### WHAT TO PRODUCE
Search the records for the word "this" and report each line that has it.

### MATERIAL SUPPLIED
━━━━━━
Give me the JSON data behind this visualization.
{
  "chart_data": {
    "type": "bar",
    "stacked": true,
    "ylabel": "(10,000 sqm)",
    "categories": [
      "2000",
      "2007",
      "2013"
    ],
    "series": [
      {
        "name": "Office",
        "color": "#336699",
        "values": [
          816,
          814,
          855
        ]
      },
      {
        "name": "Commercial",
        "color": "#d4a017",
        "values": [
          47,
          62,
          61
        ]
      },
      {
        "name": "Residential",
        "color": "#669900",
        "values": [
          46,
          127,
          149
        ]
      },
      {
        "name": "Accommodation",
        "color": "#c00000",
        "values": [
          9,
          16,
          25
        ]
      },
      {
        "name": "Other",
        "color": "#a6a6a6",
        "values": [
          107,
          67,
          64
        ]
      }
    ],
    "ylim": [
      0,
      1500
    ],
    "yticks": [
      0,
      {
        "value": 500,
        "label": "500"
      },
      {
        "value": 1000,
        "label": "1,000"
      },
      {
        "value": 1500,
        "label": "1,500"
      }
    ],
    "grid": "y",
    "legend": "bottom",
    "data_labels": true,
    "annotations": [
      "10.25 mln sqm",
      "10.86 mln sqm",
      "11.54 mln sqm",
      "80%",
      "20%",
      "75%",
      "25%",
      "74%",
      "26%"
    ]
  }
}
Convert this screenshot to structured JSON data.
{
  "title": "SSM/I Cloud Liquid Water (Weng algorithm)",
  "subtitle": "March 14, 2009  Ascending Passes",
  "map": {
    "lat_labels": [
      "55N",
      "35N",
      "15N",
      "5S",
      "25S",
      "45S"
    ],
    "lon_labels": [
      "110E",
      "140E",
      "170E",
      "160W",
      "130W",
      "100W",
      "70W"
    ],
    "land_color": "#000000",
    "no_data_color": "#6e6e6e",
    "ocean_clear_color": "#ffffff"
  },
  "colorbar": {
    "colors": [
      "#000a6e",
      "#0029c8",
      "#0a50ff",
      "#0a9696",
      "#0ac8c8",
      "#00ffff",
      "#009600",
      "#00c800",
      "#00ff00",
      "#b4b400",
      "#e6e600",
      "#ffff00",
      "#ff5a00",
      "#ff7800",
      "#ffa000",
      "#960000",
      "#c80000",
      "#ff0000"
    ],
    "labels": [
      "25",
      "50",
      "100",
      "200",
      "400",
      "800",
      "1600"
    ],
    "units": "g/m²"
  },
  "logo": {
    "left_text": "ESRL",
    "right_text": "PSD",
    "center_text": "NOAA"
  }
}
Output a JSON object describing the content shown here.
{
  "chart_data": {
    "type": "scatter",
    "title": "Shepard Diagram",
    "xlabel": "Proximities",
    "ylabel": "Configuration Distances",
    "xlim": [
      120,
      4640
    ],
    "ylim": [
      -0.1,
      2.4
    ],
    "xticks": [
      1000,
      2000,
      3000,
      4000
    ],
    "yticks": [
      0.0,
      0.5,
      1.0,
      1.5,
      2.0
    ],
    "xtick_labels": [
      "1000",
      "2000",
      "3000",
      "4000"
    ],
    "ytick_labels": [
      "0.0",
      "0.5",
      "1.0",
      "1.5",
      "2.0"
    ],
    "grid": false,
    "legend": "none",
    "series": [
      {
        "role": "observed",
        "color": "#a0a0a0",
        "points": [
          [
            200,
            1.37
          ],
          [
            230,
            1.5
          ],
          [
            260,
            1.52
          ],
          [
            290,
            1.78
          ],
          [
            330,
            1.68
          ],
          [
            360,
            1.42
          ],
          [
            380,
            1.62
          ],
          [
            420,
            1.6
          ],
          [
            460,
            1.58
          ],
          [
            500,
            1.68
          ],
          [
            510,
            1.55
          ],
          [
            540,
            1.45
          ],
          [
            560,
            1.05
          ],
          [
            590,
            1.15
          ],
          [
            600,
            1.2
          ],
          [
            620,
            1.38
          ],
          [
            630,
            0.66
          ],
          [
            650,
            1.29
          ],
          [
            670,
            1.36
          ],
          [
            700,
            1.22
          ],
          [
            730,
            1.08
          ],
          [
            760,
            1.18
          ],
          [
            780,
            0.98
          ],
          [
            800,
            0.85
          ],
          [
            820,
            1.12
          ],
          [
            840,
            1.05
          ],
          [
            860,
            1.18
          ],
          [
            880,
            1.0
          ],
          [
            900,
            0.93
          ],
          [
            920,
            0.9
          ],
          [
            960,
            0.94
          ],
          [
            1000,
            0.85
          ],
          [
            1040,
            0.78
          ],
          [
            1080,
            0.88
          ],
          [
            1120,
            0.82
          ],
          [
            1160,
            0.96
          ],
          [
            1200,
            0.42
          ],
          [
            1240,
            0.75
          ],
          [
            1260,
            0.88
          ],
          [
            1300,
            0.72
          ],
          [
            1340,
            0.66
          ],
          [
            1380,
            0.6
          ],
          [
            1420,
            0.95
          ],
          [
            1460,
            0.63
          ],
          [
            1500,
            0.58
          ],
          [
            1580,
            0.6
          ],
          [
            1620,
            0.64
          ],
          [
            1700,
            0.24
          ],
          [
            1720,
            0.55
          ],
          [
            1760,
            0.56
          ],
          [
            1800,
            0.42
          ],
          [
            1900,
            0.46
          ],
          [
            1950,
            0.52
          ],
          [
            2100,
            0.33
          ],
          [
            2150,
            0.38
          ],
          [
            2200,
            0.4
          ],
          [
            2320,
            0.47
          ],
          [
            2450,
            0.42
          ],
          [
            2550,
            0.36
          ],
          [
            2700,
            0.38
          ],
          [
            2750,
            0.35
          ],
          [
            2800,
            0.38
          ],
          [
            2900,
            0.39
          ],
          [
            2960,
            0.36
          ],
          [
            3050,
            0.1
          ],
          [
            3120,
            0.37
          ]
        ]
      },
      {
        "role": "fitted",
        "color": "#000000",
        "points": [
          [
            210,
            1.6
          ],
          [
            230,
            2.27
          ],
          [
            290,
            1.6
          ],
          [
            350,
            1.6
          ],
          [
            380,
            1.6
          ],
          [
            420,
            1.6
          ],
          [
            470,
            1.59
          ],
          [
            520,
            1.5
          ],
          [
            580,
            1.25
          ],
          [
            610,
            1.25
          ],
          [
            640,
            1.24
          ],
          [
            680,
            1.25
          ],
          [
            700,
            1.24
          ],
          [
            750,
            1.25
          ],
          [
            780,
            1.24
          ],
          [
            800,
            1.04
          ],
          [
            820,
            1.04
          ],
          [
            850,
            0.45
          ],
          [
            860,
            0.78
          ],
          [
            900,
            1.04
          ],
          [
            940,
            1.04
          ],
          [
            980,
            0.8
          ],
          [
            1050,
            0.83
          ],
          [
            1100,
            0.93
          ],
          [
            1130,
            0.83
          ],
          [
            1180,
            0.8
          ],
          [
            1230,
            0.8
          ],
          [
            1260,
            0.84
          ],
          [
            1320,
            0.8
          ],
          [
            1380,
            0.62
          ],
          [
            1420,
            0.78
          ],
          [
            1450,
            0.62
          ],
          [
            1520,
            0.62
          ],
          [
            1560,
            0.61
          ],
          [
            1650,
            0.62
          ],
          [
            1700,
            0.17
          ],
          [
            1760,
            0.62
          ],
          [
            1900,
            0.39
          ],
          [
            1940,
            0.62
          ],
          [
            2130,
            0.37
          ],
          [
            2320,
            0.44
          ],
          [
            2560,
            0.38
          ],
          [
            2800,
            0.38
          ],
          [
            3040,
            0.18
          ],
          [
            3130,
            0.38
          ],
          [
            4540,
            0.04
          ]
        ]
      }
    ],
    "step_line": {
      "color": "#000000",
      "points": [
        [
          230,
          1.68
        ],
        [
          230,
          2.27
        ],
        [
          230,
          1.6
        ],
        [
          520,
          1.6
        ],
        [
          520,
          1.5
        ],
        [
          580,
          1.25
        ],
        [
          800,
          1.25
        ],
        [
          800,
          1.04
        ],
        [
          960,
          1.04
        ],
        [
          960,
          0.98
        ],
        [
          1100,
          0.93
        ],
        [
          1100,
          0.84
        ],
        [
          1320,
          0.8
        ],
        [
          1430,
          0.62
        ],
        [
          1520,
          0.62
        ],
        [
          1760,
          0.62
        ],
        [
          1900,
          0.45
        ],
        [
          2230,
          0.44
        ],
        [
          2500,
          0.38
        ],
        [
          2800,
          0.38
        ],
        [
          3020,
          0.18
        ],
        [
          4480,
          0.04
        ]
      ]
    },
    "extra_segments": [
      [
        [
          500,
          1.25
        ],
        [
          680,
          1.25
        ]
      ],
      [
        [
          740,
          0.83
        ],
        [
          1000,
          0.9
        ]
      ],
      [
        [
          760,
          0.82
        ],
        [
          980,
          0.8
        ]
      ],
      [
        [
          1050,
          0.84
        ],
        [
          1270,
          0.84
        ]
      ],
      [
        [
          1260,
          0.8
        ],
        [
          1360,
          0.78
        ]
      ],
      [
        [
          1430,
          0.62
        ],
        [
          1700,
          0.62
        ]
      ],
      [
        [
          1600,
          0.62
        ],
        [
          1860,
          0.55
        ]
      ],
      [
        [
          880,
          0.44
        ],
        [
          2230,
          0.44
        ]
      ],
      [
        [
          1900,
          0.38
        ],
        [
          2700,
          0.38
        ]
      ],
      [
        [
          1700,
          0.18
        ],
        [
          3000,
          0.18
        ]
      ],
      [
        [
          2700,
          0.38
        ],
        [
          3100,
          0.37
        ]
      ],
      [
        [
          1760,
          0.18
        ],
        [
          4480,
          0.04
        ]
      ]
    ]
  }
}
━━━━━━
### FULL SOLUTION
Give me the JSON data behind this visualization.
Convert this screenshot to structured JSON data.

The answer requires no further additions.